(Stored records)
— start —
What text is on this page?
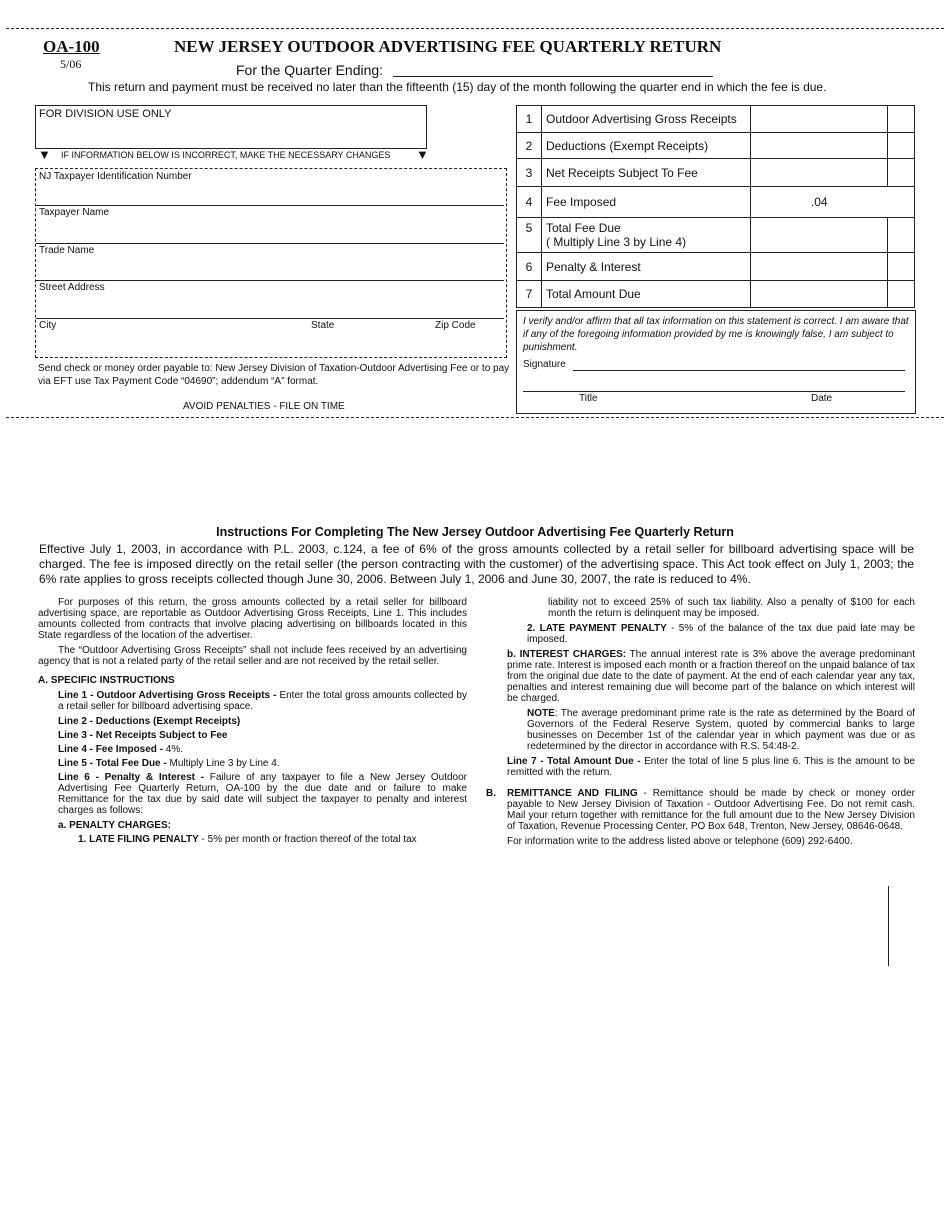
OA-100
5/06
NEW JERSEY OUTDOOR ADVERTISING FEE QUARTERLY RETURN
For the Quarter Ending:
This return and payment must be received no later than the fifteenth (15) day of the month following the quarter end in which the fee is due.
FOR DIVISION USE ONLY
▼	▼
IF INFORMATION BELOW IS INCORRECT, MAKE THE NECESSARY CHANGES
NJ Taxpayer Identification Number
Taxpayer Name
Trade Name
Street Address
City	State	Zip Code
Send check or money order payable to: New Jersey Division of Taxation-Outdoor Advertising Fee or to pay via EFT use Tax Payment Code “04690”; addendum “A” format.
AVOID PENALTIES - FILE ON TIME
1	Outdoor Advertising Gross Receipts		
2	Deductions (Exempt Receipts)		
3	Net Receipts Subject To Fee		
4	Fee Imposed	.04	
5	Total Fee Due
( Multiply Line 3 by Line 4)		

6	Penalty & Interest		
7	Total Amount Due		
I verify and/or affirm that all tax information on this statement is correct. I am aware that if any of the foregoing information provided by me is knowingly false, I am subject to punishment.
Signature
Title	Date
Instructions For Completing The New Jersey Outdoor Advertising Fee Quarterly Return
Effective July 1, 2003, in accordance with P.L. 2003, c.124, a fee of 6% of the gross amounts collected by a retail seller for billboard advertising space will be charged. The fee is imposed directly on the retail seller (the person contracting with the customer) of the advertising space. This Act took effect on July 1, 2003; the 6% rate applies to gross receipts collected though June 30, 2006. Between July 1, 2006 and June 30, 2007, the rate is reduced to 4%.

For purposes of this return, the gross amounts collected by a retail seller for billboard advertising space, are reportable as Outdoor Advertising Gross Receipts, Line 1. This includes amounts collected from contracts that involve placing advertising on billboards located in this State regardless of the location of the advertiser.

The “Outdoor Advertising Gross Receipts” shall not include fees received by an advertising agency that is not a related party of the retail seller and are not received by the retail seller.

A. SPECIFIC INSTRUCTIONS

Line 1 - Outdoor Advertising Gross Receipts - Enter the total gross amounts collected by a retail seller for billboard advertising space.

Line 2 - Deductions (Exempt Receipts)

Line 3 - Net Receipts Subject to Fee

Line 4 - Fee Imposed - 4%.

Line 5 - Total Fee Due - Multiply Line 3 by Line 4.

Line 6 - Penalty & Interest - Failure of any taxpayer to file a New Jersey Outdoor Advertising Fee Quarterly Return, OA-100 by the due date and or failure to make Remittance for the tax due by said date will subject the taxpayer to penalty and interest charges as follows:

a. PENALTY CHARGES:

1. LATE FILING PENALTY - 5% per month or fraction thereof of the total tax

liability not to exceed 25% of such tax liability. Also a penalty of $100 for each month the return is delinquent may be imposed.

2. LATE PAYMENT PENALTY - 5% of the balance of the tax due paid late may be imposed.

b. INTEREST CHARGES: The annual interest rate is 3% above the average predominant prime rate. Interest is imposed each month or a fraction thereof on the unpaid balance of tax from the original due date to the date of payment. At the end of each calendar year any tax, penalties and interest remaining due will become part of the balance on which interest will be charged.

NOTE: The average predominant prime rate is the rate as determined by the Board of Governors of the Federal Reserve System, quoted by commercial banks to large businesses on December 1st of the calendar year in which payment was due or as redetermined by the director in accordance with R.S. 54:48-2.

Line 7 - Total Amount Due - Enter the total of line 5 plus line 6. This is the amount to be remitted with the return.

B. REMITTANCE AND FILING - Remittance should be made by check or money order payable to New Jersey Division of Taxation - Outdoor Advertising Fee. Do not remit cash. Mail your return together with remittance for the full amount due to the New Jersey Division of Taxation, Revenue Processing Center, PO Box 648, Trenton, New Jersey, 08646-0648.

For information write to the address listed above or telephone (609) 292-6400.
— end —
— start —
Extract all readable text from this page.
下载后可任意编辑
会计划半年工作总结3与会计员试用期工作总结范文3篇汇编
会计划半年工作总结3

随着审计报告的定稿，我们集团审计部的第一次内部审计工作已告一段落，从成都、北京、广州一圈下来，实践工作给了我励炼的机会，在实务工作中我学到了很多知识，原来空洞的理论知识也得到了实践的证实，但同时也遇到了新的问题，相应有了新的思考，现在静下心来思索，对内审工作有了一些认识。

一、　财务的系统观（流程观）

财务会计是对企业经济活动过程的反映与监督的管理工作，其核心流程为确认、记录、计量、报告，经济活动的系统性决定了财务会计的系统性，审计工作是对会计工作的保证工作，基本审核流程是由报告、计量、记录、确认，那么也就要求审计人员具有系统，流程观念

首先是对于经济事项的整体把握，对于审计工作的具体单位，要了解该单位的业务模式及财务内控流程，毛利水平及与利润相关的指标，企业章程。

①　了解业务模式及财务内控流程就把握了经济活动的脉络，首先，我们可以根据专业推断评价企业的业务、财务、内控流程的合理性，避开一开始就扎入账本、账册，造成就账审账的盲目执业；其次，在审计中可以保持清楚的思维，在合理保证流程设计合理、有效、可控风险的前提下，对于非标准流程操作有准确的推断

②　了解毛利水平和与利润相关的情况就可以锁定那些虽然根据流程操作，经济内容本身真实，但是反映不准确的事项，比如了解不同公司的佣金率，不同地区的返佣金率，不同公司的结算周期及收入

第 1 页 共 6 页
— end —
## [What is being asked]
Copy out each line of the entries that holds "balance".

## [Final answer]
2. LATE PAYMENT PENALTY - 5% of the balance of the tax due paid late may be imposed.
b. INTEREST CHARGES: The annual interest rate is 3% above the average predominant prime rate. Interest is imposed each month or a fraction thereof on the unpaid balance of tax from the original due date to the date of payment. At the end of each calendar year any tax, penalties and interest remaining due will become part of the balance on which interest will be charged.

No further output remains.